> **PROBLEM DESCRIPTION**:
Write out each line from the data below that includes the word "гражданства".

◇ ◇ ◇ ◇ ◇

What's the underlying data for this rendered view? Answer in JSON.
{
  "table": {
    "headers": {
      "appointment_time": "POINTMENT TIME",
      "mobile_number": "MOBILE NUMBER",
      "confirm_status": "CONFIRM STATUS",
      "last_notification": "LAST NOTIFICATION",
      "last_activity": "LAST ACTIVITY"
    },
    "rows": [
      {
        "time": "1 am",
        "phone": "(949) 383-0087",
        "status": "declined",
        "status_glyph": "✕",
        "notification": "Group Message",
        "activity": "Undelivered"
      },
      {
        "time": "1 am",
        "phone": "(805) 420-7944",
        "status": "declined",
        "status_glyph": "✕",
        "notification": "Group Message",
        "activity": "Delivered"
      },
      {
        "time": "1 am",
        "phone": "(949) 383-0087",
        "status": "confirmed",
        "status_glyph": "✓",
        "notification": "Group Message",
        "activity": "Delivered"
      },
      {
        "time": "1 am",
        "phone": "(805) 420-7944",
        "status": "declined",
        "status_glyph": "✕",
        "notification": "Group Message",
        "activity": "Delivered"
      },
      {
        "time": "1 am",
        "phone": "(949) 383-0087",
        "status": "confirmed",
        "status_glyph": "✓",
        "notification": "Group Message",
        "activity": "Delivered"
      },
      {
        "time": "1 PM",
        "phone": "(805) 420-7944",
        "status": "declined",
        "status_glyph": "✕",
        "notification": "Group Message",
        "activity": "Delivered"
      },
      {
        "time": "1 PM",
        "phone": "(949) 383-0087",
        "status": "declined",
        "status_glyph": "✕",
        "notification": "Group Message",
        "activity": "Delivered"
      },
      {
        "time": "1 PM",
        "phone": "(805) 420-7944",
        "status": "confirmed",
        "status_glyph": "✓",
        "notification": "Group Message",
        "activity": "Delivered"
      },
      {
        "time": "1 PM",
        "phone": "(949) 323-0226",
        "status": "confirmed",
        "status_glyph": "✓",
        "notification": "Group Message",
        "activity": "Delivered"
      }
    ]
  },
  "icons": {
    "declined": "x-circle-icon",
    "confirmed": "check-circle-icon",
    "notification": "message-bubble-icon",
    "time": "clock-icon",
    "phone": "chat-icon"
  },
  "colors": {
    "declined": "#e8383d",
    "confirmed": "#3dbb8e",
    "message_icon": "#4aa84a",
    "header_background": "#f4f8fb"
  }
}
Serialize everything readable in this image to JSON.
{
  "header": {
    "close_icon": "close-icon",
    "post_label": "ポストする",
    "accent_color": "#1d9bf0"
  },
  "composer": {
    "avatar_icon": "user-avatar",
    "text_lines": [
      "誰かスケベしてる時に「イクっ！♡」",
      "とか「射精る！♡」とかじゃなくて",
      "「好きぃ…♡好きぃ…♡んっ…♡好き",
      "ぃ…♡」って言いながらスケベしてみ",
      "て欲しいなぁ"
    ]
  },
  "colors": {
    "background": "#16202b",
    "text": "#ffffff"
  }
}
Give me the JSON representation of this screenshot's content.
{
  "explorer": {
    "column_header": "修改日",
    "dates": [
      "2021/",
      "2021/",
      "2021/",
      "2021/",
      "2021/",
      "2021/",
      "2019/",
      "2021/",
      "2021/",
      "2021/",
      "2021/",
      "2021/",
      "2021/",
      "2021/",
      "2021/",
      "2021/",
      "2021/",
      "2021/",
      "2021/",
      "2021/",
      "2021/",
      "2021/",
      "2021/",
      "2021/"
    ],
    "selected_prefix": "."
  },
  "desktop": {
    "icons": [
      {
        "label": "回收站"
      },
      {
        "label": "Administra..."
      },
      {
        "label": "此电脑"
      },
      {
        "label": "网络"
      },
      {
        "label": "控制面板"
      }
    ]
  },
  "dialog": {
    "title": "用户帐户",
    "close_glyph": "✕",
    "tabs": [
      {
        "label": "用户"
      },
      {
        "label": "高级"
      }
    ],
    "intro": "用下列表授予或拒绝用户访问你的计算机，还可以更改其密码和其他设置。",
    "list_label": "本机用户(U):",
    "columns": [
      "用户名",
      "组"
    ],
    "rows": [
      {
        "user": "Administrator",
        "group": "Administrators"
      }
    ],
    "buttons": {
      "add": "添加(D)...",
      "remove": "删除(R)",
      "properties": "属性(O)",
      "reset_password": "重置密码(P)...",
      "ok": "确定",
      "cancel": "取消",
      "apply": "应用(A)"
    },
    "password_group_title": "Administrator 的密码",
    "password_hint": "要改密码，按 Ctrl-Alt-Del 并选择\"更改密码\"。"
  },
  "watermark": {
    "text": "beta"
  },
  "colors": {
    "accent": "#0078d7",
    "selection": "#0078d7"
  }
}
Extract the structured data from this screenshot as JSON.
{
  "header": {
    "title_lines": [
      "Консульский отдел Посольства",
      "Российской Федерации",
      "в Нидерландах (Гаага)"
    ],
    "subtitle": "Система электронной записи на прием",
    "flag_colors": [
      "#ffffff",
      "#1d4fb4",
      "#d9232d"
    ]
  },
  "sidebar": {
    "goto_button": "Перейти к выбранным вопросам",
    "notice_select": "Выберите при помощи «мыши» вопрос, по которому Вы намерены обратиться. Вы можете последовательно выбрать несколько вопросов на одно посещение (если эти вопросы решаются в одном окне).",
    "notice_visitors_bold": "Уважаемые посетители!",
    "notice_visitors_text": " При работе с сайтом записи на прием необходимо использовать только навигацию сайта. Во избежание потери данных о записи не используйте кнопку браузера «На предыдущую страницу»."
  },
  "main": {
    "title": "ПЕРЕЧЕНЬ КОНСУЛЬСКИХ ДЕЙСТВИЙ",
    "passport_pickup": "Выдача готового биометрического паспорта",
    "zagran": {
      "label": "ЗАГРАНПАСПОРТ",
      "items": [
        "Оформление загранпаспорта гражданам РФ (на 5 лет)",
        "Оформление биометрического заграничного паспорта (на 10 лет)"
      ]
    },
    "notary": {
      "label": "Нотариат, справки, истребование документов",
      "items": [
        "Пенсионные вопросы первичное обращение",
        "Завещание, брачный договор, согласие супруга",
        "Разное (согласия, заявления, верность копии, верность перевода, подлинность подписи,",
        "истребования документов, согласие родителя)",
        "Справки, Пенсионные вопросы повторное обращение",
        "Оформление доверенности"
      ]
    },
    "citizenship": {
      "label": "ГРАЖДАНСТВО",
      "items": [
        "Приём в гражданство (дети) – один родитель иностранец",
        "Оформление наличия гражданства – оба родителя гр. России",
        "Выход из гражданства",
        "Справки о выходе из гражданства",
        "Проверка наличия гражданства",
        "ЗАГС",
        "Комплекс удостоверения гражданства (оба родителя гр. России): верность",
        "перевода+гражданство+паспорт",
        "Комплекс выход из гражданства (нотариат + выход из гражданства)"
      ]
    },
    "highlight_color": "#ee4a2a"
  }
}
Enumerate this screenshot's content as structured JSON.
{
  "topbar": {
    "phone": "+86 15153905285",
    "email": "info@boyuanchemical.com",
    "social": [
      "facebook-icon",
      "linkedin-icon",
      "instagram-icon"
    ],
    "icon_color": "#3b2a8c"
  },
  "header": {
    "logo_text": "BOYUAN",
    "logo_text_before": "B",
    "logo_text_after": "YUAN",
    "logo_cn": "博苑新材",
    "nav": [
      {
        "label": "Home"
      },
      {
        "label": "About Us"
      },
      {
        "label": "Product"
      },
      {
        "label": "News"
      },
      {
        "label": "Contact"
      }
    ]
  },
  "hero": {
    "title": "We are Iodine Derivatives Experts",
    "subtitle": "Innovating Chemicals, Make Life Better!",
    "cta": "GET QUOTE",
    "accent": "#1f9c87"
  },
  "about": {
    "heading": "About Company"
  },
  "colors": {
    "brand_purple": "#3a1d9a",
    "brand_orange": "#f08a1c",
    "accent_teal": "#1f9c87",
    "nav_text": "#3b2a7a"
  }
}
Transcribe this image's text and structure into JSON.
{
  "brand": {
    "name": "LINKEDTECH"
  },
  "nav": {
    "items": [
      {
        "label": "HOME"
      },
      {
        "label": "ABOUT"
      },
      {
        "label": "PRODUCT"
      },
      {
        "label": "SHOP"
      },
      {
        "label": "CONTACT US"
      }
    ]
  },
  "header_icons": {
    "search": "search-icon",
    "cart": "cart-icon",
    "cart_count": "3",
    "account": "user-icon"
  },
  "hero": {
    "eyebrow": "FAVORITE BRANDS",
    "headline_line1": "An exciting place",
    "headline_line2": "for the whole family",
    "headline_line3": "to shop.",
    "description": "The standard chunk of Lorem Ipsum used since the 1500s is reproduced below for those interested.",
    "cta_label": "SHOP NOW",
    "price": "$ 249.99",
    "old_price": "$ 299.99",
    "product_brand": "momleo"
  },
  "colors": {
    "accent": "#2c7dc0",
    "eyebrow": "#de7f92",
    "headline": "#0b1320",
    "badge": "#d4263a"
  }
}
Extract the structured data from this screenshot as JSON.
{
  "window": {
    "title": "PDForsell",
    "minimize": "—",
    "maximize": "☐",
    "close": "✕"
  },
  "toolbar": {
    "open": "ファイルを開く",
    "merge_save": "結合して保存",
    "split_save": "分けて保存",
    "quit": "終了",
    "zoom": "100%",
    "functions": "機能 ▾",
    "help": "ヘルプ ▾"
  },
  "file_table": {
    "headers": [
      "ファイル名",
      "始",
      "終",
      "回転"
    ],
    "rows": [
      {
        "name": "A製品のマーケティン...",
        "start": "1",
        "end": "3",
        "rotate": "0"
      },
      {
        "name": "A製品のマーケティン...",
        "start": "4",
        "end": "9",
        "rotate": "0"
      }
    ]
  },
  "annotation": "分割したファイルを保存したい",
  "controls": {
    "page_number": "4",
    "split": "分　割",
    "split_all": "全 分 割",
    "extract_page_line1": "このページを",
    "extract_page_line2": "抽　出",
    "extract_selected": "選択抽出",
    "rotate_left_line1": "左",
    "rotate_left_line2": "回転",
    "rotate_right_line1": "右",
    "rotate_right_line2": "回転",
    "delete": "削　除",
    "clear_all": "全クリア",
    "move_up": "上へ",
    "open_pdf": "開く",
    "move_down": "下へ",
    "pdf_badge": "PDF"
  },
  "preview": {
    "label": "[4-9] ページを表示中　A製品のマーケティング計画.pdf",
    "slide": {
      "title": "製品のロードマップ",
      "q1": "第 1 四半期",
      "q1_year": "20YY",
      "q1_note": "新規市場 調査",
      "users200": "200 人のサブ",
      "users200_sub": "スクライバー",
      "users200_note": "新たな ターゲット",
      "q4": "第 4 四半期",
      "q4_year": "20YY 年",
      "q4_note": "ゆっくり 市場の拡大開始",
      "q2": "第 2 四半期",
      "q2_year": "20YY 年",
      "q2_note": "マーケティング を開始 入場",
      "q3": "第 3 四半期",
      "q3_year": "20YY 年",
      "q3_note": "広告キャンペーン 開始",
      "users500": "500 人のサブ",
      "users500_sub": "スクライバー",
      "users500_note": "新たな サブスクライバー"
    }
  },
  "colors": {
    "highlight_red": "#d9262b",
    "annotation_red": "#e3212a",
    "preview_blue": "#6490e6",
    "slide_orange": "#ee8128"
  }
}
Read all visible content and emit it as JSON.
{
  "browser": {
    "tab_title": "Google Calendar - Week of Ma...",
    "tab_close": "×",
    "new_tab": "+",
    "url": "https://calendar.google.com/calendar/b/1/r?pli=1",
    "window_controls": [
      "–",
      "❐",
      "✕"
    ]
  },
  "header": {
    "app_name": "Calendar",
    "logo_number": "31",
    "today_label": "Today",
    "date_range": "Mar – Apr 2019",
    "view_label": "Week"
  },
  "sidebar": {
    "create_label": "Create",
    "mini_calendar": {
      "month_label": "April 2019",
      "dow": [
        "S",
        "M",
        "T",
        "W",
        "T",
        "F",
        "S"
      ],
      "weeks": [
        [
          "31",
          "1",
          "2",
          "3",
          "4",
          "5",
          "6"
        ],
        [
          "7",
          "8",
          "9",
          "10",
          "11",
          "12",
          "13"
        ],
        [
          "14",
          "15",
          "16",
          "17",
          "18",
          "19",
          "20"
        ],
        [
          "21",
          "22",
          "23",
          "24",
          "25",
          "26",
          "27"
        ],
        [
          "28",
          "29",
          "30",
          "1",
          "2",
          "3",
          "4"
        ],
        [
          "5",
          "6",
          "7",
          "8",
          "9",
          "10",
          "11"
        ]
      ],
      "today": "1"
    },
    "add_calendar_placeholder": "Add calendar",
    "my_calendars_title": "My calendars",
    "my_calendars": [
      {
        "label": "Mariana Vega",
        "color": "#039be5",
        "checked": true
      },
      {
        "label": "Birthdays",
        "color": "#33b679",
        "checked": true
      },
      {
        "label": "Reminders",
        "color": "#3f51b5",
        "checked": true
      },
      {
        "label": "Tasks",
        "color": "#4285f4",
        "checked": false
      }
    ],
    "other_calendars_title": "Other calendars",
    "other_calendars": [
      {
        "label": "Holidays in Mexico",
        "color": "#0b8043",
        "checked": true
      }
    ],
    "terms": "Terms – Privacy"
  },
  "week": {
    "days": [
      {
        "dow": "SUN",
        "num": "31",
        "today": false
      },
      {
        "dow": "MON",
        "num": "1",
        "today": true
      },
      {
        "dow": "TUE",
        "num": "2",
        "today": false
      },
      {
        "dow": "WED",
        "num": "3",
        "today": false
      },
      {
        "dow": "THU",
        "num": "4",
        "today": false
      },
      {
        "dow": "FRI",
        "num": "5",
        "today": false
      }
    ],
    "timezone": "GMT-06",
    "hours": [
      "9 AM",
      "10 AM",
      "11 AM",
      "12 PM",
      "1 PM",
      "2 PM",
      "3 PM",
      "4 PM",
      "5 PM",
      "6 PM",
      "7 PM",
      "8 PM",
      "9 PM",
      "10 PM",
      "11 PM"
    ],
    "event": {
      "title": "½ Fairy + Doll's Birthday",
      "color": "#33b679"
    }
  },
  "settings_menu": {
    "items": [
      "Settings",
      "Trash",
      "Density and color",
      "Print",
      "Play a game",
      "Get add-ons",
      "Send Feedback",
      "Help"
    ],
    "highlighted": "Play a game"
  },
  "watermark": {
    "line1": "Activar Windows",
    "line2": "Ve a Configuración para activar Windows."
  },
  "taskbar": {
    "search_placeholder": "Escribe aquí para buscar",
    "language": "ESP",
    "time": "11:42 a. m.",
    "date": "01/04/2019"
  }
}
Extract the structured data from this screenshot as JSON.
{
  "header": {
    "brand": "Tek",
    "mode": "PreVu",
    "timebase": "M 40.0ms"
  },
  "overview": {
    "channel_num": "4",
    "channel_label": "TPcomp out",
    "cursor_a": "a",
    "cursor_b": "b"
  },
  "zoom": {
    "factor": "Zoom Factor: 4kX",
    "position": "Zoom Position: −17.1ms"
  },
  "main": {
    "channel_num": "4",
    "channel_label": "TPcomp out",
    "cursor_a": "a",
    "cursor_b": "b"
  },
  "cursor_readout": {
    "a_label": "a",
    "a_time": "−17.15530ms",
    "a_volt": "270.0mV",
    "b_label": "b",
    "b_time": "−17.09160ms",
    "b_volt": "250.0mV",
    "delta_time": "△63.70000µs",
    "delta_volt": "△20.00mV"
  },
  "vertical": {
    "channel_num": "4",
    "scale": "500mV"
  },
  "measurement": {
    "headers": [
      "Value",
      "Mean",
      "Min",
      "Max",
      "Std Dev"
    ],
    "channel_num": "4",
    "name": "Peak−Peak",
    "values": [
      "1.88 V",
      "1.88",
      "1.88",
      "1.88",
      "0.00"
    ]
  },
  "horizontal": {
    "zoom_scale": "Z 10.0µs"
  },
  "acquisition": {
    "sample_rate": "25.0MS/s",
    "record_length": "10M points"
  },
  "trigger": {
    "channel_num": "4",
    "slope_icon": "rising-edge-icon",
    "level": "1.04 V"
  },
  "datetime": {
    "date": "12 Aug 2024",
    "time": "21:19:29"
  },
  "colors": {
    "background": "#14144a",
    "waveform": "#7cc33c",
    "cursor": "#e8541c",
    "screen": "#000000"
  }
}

◇ ◇ ◇ ◇ ◇

> **OUTPUT OF THE EXERCISE**:
        "Оформление наличия гражданства – оба родителя гр. России",
        "Выход из гражданства",
        "Справки о выходе из гражданства",
        "Проверка наличия гражданства",
        "Комплекс удостоверения гражданства (оба родителя гр. России): верность",
        "Комплекс выход из гражданства (нотариат + выход из гражданства)"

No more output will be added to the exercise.